• _RECORDS_

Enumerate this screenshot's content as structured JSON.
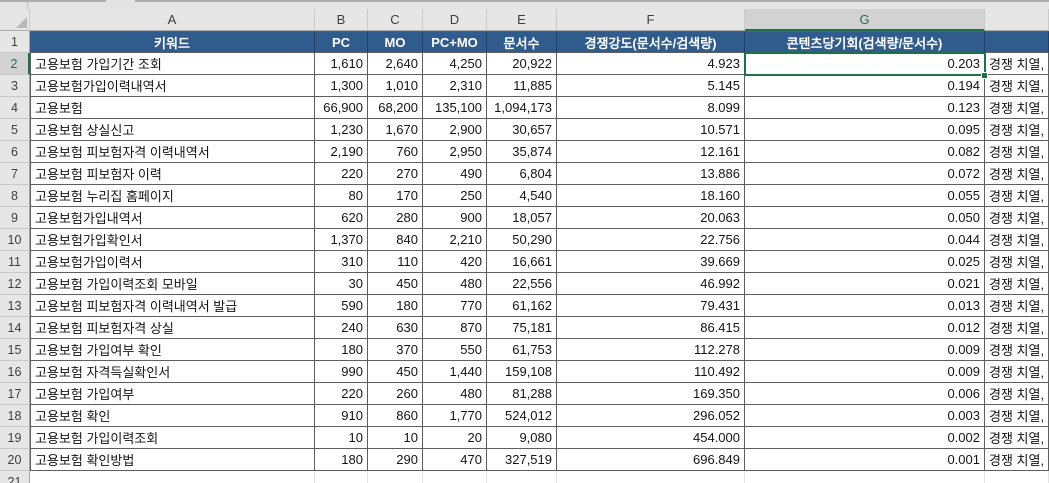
{
  "sheet": {
    "column_letters": [
      "A",
      "B",
      "C",
      "D",
      "E",
      "F",
      "G",
      ""
    ],
    "visible_row_numbers": [
      "1",
      "2",
      "3",
      "4",
      "5",
      "6",
      "7",
      "8",
      "9",
      "10",
      "11",
      "12",
      "13",
      "14",
      "15",
      "16",
      "17",
      "18",
      "19",
      "20",
      "21"
    ],
    "header": {
      "labels": [
        "키워드",
        "PC",
        "MO",
        "PC+MO",
        "문서수",
        "경쟁강도(문서수/검색량)",
        "콘텐츠당기회(검색량/문서수)",
        ""
      ]
    },
    "rows": [
      {
        "row": 2,
        "keyword": "고용보험 가입기간 조회",
        "pc": "1,610",
        "mo": "2,640",
        "pc_mo": "4,250",
        "docs": "20,922",
        "competition": "4.923",
        "opportunity": "0.203",
        "note": "경쟁 치열,"
      },
      {
        "row": 3,
        "keyword": "고용보험가입이력내역서",
        "pc": "1,300",
        "mo": "1,010",
        "pc_mo": "2,310",
        "docs": "11,885",
        "competition": "5.145",
        "opportunity": "0.194",
        "note": "경쟁 치열,"
      },
      {
        "row": 4,
        "keyword": "고용보험",
        "pc": "66,900",
        "mo": "68,200",
        "pc_mo": "135,100",
        "docs": "1,094,173",
        "competition": "8.099",
        "opportunity": "0.123",
        "note": "경쟁 치열,"
      },
      {
        "row": 5,
        "keyword": "고용보험 상실신고",
        "pc": "1,230",
        "mo": "1,670",
        "pc_mo": "2,900",
        "docs": "30,657",
        "competition": "10.571",
        "opportunity": "0.095",
        "note": "경쟁 치열,"
      },
      {
        "row": 6,
        "keyword": "고용보험 피보험자격 이력내역서",
        "pc": "2,190",
        "mo": "760",
        "pc_mo": "2,950",
        "docs": "35,874",
        "competition": "12.161",
        "opportunity": "0.082",
        "note": "경쟁 치열,"
      },
      {
        "row": 7,
        "keyword": "고용보험 피보험자 이력",
        "pc": "220",
        "mo": "270",
        "pc_mo": "490",
        "docs": "6,804",
        "competition": "13.886",
        "opportunity": "0.072",
        "note": "경쟁 치열,"
      },
      {
        "row": 8,
        "keyword": "고용보험 누리집 홈페이지",
        "pc": "80",
        "mo": "170",
        "pc_mo": "250",
        "docs": "4,540",
        "competition": "18.160",
        "opportunity": "0.055",
        "note": "경쟁 치열,"
      },
      {
        "row": 9,
        "keyword": "고용보험가입내역서",
        "pc": "620",
        "mo": "280",
        "pc_mo": "900",
        "docs": "18,057",
        "competition": "20.063",
        "opportunity": "0.050",
        "note": "경쟁 치열,"
      },
      {
        "row": 10,
        "keyword": "고용보험가입확인서",
        "pc": "1,370",
        "mo": "840",
        "pc_mo": "2,210",
        "docs": "50,290",
        "competition": "22.756",
        "opportunity": "0.044",
        "note": "경쟁 치열,"
      },
      {
        "row": 11,
        "keyword": "고용보험가입이력서",
        "pc": "310",
        "mo": "110",
        "pc_mo": "420",
        "docs": "16,661",
        "competition": "39.669",
        "opportunity": "0.025",
        "note": "경쟁 치열,"
      },
      {
        "row": 12,
        "keyword": "고용보험 가입이력조회 모바일",
        "pc": "30",
        "mo": "450",
        "pc_mo": "480",
        "docs": "22,556",
        "competition": "46.992",
        "opportunity": "0.021",
        "note": "경쟁 치열,"
      },
      {
        "row": 13,
        "keyword": "고용보험 피보험자격 이력내역서 발급",
        "pc": "590",
        "mo": "180",
        "pc_mo": "770",
        "docs": "61,162",
        "competition": "79.431",
        "opportunity": "0.013",
        "note": "경쟁 치열,"
      },
      {
        "row": 14,
        "keyword": "고용보험 피보험자격 상실",
        "pc": "240",
        "mo": "630",
        "pc_mo": "870",
        "docs": "75,181",
        "competition": "86.415",
        "opportunity": "0.012",
        "note": "경쟁 치열,"
      },
      {
        "row": 15,
        "keyword": "고용보험 가입여부 확인",
        "pc": "180",
        "mo": "370",
        "pc_mo": "550",
        "docs": "61,753",
        "competition": "112.278",
        "opportunity": "0.009",
        "note": "경쟁 치열,"
      },
      {
        "row": 16,
        "keyword": "고용보험 자격득실확인서",
        "pc": "990",
        "mo": "450",
        "pc_mo": "1,440",
        "docs": "159,108",
        "competition": "110.492",
        "opportunity": "0.009",
        "note": "경쟁 치열,"
      },
      {
        "row": 17,
        "keyword": "고용보험 가입여부",
        "pc": "220",
        "mo": "260",
        "pc_mo": "480",
        "docs": "81,288",
        "competition": "169.350",
        "opportunity": "0.006",
        "note": "경쟁 치열,"
      },
      {
        "row": 18,
        "keyword": "고용보험 확인",
        "pc": "910",
        "mo": "860",
        "pc_mo": "1,770",
        "docs": "524,012",
        "competition": "296.052",
        "opportunity": "0.003",
        "note": "경쟁 치열,"
      },
      {
        "row": 19,
        "keyword": "고용보험 가입이력조회",
        "pc": "10",
        "mo": "10",
        "pc_mo": "20",
        "docs": "9,080",
        "competition": "454.000",
        "opportunity": "0.002",
        "note": "경쟁 치열,"
      },
      {
        "row": 20,
        "keyword": "고용보험 확인방법",
        "pc": "180",
        "mo": "290",
        "pc_mo": "470",
        "docs": "327,519",
        "competition": "696.849",
        "opportunity": "0.001",
        "note": "경쟁 치열,"
      }
    ],
    "selection": {
      "active_cell": "G2",
      "active_value": "0.203",
      "selected_column": "G",
      "selected_row": "2"
    },
    "colors": {
      "header_fill": "#2F5B8D",
      "header_text": "#FFFFFF",
      "selection_green": "#1E7145",
      "grid_border": "#5E5E5E",
      "heading_gray": "#E6E6E6",
      "heading_selected_gray": "#D2D2D2"
    }
  }
}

• _EXERCISE DESCRIPTION_
Every line of the data should be copied as it stands, without the images.

• _FINISHED ANSWER_
Enumerate this screenshot's content as structured JSON.
{
  "sheet": {
    "column_letters": [
      "A",
      "B",
      "C",
      "D",
      "E",
      "F",
      "G",
      ""
    ],
    "visible_row_numbers": [
      "1",
      "2",
      "3",
      "4",
      "5",
      "6",
      "7",
      "8",
      "9",
      "10",
      "11",
      "12",
      "13",
      "14",
      "15",
      "16",
      "17",
      "18",
      "19",
      "20",
      "21"
    ],
    "header": {
      "labels": [
        "키워드",
        "PC",
        "MO",
        "PC+MO",
        "문서수",
        "경쟁강도(문서수/검색량)",
        "콘텐츠당기회(검색량/문서수)",
        ""
      ]
    },
    "rows": [
      {
        "row": 2,
        "keyword": "고용보험 가입기간 조회",
        "pc": "1,610",
        "mo": "2,640",
        "pc_mo": "4,250",
        "docs": "20,922",
        "competition": "4.923",
        "opportunity": "0.203",
        "note": "경쟁 치열,"
      },
      {
        "row": 3,
        "keyword": "고용보험가입이력내역서",
        "pc": "1,300",
        "mo": "1,010",
        "pc_mo": "2,310",
        "docs": "11,885",
        "competition": "5.145",
        "opportunity": "0.194",
        "note": "경쟁 치열,"
      },
      {
        "row": 4,
        "keyword": "고용보험",
        "pc": "66,900",
        "mo": "68,200",
        "pc_mo": "135,100",
        "docs": "1,094,173",
        "competition": "8.099",
        "opportunity": "0.123",
        "note": "경쟁 치열,"
      },
      {
        "row": 5,
        "keyword": "고용보험 상실신고",
        "pc": "1,230",
        "mo": "1,670",
        "pc_mo": "2,900",
        "docs": "30,657",
        "competition": "10.571",
        "opportunity": "0.095",
        "note": "경쟁 치열,"
      },
      {
        "row": 6,
        "keyword": "고용보험 피보험자격 이력내역서",
        "pc": "2,190",
        "mo": "760",
        "pc_mo": "2,950",
        "docs": "35,874",
        "competition": "12.161",
        "opportunity": "0.082",
        "note": "경쟁 치열,"
      },
      {
        "row": 7,
        "keyword": "고용보험 피보험자 이력",
        "pc": "220",
        "mo": "270",
        "pc_mo": "490",
        "docs": "6,804",
        "competition": "13.886",
        "opportunity": "0.072",
        "note": "경쟁 치열,"
      },
      {
        "row": 8,
        "keyword": "고용보험 누리집 홈페이지",
        "pc": "80",
        "mo": "170",
        "pc_mo": "250",
        "docs": "4,540",
        "competition": "18.160",
        "opportunity": "0.055",
        "note": "경쟁 치열,"
      },
      {
        "row": 9,
        "keyword": "고용보험가입내역서",
        "pc": "620",
        "mo": "280",
        "pc_mo": "900",
        "docs": "18,057",
        "competition": "20.063",
        "opportunity": "0.050",
        "note": "경쟁 치열,"
      },
      {
        "row": 10,
        "keyword": "고용보험가입확인서",
        "pc": "1,370",
        "mo": "840",
        "pc_mo": "2,210",
        "docs": "50,290",
        "competition": "22.756",
        "opportunity": "0.044",
        "note": "경쟁 치열,"
      },
      {
        "row": 11,
        "keyword": "고용보험가입이력서",
        "pc": "310",
        "mo": "110",
        "pc_mo": "420",
        "docs": "16,661",
        "competition": "39.669",
        "opportunity": "0.025",
        "note": "경쟁 치열,"
      },
      {
        "row": 12,
        "keyword": "고용보험 가입이력조회 모바일",
        "pc": "30",
        "mo": "450",
        "pc_mo": "480",
        "docs": "22,556",
        "competition": "46.992",
        "opportunity": "0.021",
        "note": "경쟁 치열,"
      },
      {
        "row": 13,
        "keyword": "고용보험 피보험자격 이력내역서 발급",
        "pc": "590",
        "mo": "180",
        "pc_mo": "770",
        "docs": "61,162",
        "competition": "79.431",
        "opportunity": "0.013",
        "note": "경쟁 치열,"
      },
      {
        "row": 14,
        "keyword": "고용보험 피보험자격 상실",
        "pc": "240",
        "mo": "630",
        "pc_mo": "870",
        "docs": "75,181",
        "competition": "86.415",
        "opportunity": "0.012",
        "note": "경쟁 치열,"
      },
      {
        "row": 15,
        "keyword": "고용보험 가입여부 확인",
        "pc": "180",
        "mo": "370",
        "pc_mo": "550",
        "docs": "61,753",
        "competition": "112.278",
        "opportunity": "0.009",
        "note": "경쟁 치열,"
      },
      {
        "row": 16,
        "keyword": "고용보험 자격득실확인서",
        "pc": "990",
        "mo": "450",
        "pc_mo": "1,440",
        "docs": "159,108",
        "competition": "110.492",
        "opportunity": "0.009",
        "note": "경쟁 치열,"
      },
      {
        "row": 17,
        "keyword": "고용보험 가입여부",
        "pc": "220",
        "mo": "260",
        "pc_mo": "480",
        "docs": "81,288",
        "competition": "169.350",
        "opportunity": "0.006",
        "note": "경쟁 치열,"
      },
      {
        "row": 18,
        "keyword": "고용보험 확인",
        "pc": "910",
        "mo": "860",
        "pc_mo": "1,770",
        "docs": "524,012",
        "competition": "296.052",
        "opportunity": "0.003",
        "note": "경쟁 치열,"
      },
      {
        "row": 19,
        "keyword": "고용보험 가입이력조회",
        "pc": "10",
        "mo": "10",
        "pc_mo": "20",
        "docs": "9,080",
        "competition": "454.000",
        "opportunity": "0.002",
        "note": "경쟁 치열,"
      },
      {
        "row": 20,
        "keyword": "고용보험 확인방법",
        "pc": "180",
        "mo": "290",
        "pc_mo": "470",
        "docs": "327,519",
        "competition": "696.849",
        "opportunity": "0.001",
        "note": "경쟁 치열,"
      }
    ],
    "selection": {
      "active_cell": "G2",
      "active_value": "0.203",
      "selected_column": "G",
      "selected_row": "2"
    },
    "colors": {
      "header_fill": "#2F5B8D",
      "header_text": "#FFFFFF",
      "selection_green": "#1E7145",
      "grid_border": "#5E5E5E",
      "heading_gray": "#E6E6E6",
      "heading_selected_gray": "#D2D2D2"
    }
  }
}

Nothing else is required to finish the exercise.